Copy out the data below verbatim.

───── Information shown ─────

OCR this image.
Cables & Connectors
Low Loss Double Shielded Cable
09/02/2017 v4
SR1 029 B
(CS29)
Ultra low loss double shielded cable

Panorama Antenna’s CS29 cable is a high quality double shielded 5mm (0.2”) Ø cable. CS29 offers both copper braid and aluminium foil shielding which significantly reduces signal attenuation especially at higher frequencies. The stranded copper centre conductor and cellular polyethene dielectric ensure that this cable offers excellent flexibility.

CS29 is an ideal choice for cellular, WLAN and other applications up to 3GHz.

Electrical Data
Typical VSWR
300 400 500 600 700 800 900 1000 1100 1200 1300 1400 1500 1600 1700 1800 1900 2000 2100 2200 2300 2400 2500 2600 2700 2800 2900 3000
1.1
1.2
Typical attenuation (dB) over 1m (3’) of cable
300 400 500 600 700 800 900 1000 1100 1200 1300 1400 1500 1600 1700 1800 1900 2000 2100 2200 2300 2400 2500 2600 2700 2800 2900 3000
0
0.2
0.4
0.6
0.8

─────

** Full response **
OCR this image.
Cables & Connectors
Low Loss Double Shielded Cable
09/02/2017 v4
SR1 029 B
(CS29)
Ultra low loss double shielded cable

Panorama Antenna’s CS29 cable is a high quality double shielded 5mm (0.2”) Ø cable. CS29 offers both copper braid and aluminium foil shielding which significantly reduces signal attenuation especially at higher frequencies. The stranded copper centre conductor and cellular polyethene dielectric ensure that this cable offers excellent flexibility.

CS29 is an ideal choice for cellular, WLAN and other applications up to 3GHz.

Electrical Data
Typical VSWR
300 400 500 600 700 800 900 1000 1100 1200 1300 1400 1500 1600 1700 1800 1900 2000 2100 2200 2300 2400 2500 2600 2700 2800 2900 3000
1.1
1.2
Typical attenuation (dB) over 1m (3’) of cable
300 400 500 600 700 800 900 1000 1100 1200 1300 1400 1500 1600 1700 1800 1900 2000 2100 2200 2300 2400 2500 2600 2700 2800 2900 3000
0
0.2
0.4
0.6
0.8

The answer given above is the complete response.